### GOAL
Would you return the complete listing below word for word?

### ENTRIES
********

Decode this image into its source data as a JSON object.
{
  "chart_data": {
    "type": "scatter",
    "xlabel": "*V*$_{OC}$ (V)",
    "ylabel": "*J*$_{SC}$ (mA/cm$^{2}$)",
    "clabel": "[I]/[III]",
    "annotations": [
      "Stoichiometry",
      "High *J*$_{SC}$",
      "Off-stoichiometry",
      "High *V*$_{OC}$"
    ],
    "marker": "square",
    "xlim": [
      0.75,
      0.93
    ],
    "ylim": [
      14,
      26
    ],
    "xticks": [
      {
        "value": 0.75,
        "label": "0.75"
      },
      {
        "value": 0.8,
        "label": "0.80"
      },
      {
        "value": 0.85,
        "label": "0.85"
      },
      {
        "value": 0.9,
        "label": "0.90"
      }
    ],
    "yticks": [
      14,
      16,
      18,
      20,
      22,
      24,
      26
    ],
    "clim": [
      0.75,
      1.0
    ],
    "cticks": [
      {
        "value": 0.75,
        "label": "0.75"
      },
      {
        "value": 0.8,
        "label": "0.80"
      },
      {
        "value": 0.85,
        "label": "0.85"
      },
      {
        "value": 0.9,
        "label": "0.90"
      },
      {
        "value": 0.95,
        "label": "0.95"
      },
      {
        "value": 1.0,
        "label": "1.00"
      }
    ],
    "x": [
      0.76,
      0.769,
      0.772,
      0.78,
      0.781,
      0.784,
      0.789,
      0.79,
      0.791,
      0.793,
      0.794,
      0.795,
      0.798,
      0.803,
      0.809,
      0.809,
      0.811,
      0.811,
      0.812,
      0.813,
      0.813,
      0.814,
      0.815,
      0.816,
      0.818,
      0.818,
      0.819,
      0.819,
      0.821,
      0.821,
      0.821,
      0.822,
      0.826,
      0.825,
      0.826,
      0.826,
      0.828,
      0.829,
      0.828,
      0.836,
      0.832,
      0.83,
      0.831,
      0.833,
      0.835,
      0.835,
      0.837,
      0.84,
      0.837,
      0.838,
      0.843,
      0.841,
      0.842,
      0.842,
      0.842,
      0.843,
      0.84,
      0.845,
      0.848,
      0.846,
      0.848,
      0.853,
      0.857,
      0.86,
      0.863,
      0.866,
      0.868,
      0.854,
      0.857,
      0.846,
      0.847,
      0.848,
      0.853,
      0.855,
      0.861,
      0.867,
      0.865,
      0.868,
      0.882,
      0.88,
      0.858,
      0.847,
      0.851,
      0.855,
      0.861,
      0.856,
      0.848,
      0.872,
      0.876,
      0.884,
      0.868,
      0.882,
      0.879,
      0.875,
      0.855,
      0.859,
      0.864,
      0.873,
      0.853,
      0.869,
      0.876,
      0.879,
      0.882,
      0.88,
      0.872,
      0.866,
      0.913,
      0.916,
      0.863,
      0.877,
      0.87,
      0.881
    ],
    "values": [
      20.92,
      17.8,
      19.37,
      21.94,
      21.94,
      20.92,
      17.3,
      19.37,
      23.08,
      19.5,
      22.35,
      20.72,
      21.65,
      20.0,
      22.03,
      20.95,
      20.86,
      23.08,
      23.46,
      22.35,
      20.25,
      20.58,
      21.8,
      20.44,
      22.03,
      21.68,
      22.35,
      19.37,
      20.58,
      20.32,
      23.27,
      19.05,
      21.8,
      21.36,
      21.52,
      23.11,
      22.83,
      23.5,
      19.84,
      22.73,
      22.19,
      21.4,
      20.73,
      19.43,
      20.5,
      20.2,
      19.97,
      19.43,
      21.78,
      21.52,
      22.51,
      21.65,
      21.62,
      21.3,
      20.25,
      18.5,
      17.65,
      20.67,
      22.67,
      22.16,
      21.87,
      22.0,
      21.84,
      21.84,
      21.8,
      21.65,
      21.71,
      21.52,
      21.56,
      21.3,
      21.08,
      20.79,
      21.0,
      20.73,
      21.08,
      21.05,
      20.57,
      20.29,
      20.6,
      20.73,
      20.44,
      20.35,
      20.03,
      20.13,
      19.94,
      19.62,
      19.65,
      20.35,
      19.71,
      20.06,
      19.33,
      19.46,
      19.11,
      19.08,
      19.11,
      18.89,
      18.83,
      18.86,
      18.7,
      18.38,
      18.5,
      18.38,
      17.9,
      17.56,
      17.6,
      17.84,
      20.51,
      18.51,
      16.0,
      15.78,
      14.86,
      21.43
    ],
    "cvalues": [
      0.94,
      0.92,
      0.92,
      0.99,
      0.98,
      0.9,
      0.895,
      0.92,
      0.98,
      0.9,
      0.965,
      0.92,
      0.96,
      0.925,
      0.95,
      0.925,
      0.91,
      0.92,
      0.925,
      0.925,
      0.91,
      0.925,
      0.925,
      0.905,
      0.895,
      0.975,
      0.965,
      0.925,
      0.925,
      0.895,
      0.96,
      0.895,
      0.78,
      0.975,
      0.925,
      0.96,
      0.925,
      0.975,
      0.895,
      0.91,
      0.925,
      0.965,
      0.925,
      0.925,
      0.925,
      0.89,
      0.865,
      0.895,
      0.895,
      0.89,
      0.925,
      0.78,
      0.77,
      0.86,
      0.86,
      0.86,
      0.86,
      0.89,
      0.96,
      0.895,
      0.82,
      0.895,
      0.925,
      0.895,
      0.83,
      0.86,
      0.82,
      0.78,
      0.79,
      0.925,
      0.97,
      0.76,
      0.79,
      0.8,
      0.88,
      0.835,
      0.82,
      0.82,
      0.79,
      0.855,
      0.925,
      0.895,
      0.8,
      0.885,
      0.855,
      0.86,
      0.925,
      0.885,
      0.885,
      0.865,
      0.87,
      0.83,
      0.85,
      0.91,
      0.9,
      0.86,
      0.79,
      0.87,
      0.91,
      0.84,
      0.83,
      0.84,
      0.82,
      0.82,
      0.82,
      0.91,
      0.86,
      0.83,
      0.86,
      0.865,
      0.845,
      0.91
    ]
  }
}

********

### EXERCISE OUTPUT
Decode this image into its source data as a JSON object.
{
  "chart_data": {
    "type": "scatter",
    "xlabel": "*V*$_{OC}$ (V)",
    "ylabel": "*J*$_{SC}$ (mA/cm$^{2}$)",
    "clabel": "[I]/[III]",
    "annotations": [
      "Stoichiometry",
      "High *J*$_{SC}$",
      "Off-stoichiometry",
      "High *V*$_{OC}$"
    ],
    "marker": "square",
    "xlim": [
      0.75,
      0.93
    ],
    "ylim": [
      14,
      26
    ],
    "xticks": [
      {
        "value": 0.75,
        "label": "0.75"
      },
      {
        "value": 0.8,
        "label": "0.80"
      },
      {
        "value": 0.85,
        "label": "0.85"
      },
      {
        "value": 0.9,
        "label": "0.90"
      }
    ],
    "yticks": [
      14,
      16,
      18,
      20,
      22,
      24,
      26
    ],
    "clim": [
      0.75,
      1.0
    ],
    "cticks": [
      {
        "value": 0.75,
        "label": "0.75"
      },
      {
        "value": 0.8,
        "label": "0.80"
      },
      {
        "value": 0.85,
        "label": "0.85"
      },
      {
        "value": 0.9,
        "label": "0.90"
      },
      {
        "value": 0.95,
        "label": "0.95"
      },
      {
        "value": 1.0,
        "label": "1.00"
      }
    ],
    "x": [
      0.76,
      0.769,
      0.772,
      0.78,
      0.781,
      0.784,
      0.789,
      0.79,
      0.791,
      0.793,
      0.794,
      0.795,
      0.798,
      0.803,
      0.809,
      0.809,
      0.811,
      0.811,
      0.812,
      0.813,
      0.813,
      0.814,
      0.815,
      0.816,
      0.818,
      0.818,
      0.819,
      0.819,
      0.821,
      0.821,
      0.821,
      0.822,
      0.826,
      0.825,
      0.826,
      0.826,
      0.828,
      0.829,
      0.828,
      0.836,
      0.832,
      0.83,
      0.831,
      0.833,
      0.835,
      0.835,
      0.837,
      0.84,
      0.837,
      0.838,
      0.843,
      0.841,
      0.842,
      0.842,
      0.842,
      0.843,
      0.84,
      0.845,
      0.848,
      0.846,
      0.848,
      0.853,
      0.857,
      0.86,
      0.863,
      0.866,
      0.868,
      0.854,
      0.857,
      0.846,
      0.847,
      0.848,
      0.853,
      0.855,
      0.861,
      0.867,
      0.865,
      0.868,
      0.882,
      0.88,
      0.858,
      0.847,
      0.851,
      0.855,
      0.861,
      0.856,
      0.848,
      0.872,
      0.876,
      0.884,
      0.868,
      0.882,
      0.879,
      0.875,
      0.855,
      0.859,
      0.864,
      0.873,
      0.853,
      0.869,
      0.876,
      0.879,
      0.882,
      0.88,
      0.872,
      0.866,
      0.913,
      0.916,
      0.863,
      0.877,
      0.87,
      0.881
    ],
    "values": [
      20.92,
      17.8,
      19.37,
      21.94,
      21.94,
      20.92,
      17.3,
      19.37,
      23.08,
      19.5,
      22.35,
      20.72,
      21.65,
      20.0,
      22.03,
      20.95,
      20.86,
      23.08,
      23.46,
      22.35,
      20.25,
      20.58,
      21.8,
      20.44,
      22.03,
      21.68,
      22.35,
      19.37,
      20.58,
      20.32,
      23.27,
      19.05,
      21.8,
      21.36,
      21.52,
      23.11,
      22.83,
      23.5,
      19.84,
      22.73,
      22.19,
      21.4,
      20.73,
      19.43,
      20.5,
      20.2,
      19.97,
      19.43,
      21.78,
      21.52,
      22.51,
      21.65,
      21.62,
      21.3,
      20.25,
      18.5,
      17.65,
      20.67,
      22.67,
      22.16,
      21.87,
      22.0,
      21.84,
      21.84,
      21.8,
      21.65,
      21.71,
      21.52,
      21.56,
      21.3,
      21.08,
      20.79,
      21.0,
      20.73,
      21.08,
      21.05,
      20.57,
      20.29,
      20.6,
      20.73,
      20.44,
      20.35,
      20.03,
      20.13,
      19.94,
      19.62,
      19.65,
      20.35,
      19.71,
      20.06,
      19.33,
      19.46,
      19.11,
      19.08,
      19.11,
      18.89,
      18.83,
      18.86,
      18.7,
      18.38,
      18.5,
      18.38,
      17.9,
      17.56,
      17.6,
      17.84,
      20.51,
      18.51,
      16.0,
      15.78,
      14.86,
      21.43
    ],
    "cvalues": [
      0.94,
      0.92,
      0.92,
      0.99,
      0.98,
      0.9,
      0.895,
      0.92,
      0.98,
      0.9,
      0.965,
      0.92,
      0.96,
      0.925,
      0.95,
      0.925,
      0.91,
      0.92,
      0.925,
      0.925,
      0.91,
      0.925,
      0.925,
      0.905,
      0.895,
      0.975,
      0.965,
      0.925,
      0.925,
      0.895,
      0.96,
      0.895,
      0.78,
      0.975,
      0.925,
      0.96,
      0.925,
      0.975,
      0.895,
      0.91,
      0.925,
      0.965,
      0.925,
      0.925,
      0.925,
      0.89,
      0.865,
      0.895,
      0.895,
      0.89,
      0.925,
      0.78,
      0.77,
      0.86,
      0.86,
      0.86,
      0.86,
      0.89,
      0.96,
      0.895,
      0.82,
      0.895,
      0.925,
      0.895,
      0.83,
      0.86,
      0.82,
      0.78,
      0.79,
      0.925,
      0.97,
      0.76,
      0.79,
      0.8,
      0.88,
      0.835,
      0.82,
      0.82,
      0.79,
      0.855,
      0.925,
      0.895,
      0.8,
      0.885,
      0.855,
      0.86,
      0.925,
      0.885,
      0.885,
      0.865,
      0.87,
      0.83,
      0.85,
      0.91,
      0.9,
      0.86,
      0.79,
      0.87,
      0.91,
      0.84,
      0.83,
      0.84,
      0.82,
      0.82,
      0.82,
      0.91,
      0.86,
      0.83,
      0.86,
      0.865,
      0.845,
      0.91
    ]
  }
}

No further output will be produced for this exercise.